(begin)

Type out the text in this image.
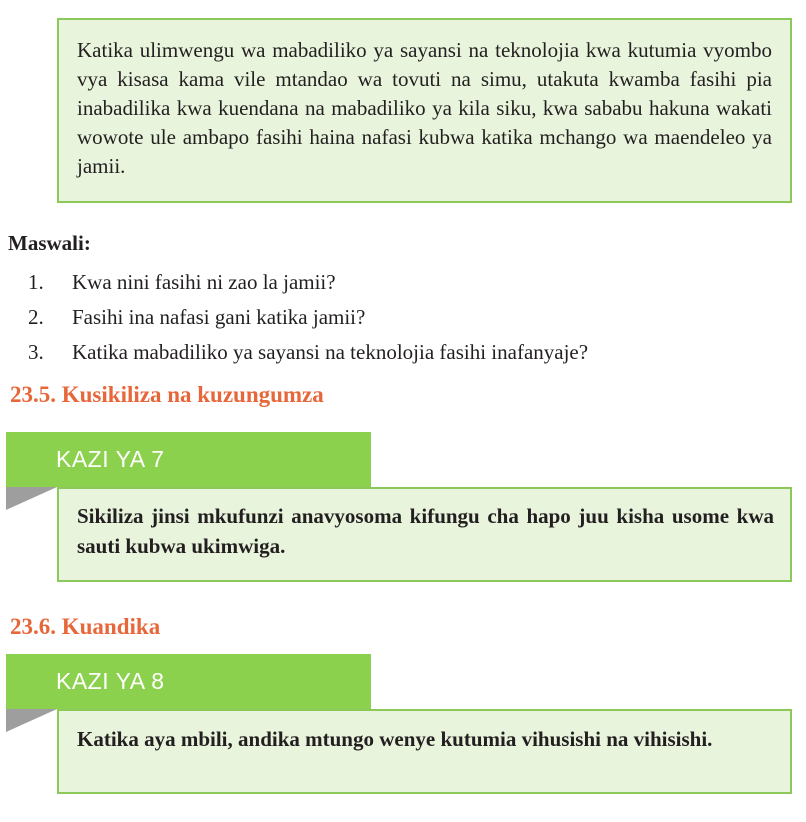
Katika ulimwengu wa mabadiliko ya sayansi na teknolojia kwa kutumia vyombo vya kisasa kama vile mtandao wa tovuti na simu, utakuta kwamba fasihi pia inabadilika kwa kuendana na mabadiliko ya kila siku, kwa sababu hakuna wakati wowote ule ambapo fasihi haina nafasi kubwa katika mchango wa maendeleo ya jamii.
Maswali:
1. Kwa nini fasihi ni zao la jamii?
2. Fasihi ina nafasi gani katika jamii?
3. Katika mabadiliko ya sayansi na teknolojia fasihi inafanyaje?
23.5. Kusikiliza na kuzungumza
KAZI YA 7
Sikiliza jinsi mkufunzi anavyosoma kifungu cha hapo juu kisha usome kwa sauti kubwa ukimwiga.
23.6. Kuandika
KAZI YA 8
Katika aya mbili, andika mtungo wenye kutumia vihusishi na vihisishi.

(end)

GIVEN EXERCISE: Copy the records exactly as they appear, excluding images.

REPLY TO THE EXERCISE:
Type out the text in this image.
Katika ulimwengu wa mabadiliko ya sayansi na teknolojia kwa kutumia vyombo vya kisasa kama vile mtandao wa tovuti na simu, utakuta kwamba fasihi pia inabadilika kwa kuendana na mabadiliko ya kila siku, kwa sababu hakuna wakati wowote ule ambapo fasihi haina nafasi kubwa katika mchango wa maendeleo ya jamii.
Maswali:
1. Kwa nini fasihi ni zao la jamii?
2. Fasihi ina nafasi gani katika jamii?
3. Katika mabadiliko ya sayansi na teknolojia fasihi inafanyaje?
23.5. Kusikiliza na kuzungumza
KAZI YA 7
Sikiliza jinsi mkufunzi anavyosoma kifungu cha hapo juu kisha usome kwa sauti kubwa ukimwiga.
23.6. Kuandika
KAZI YA 8
Katika aya mbili, andika mtungo wenye kutumia vihusishi na vihisishi.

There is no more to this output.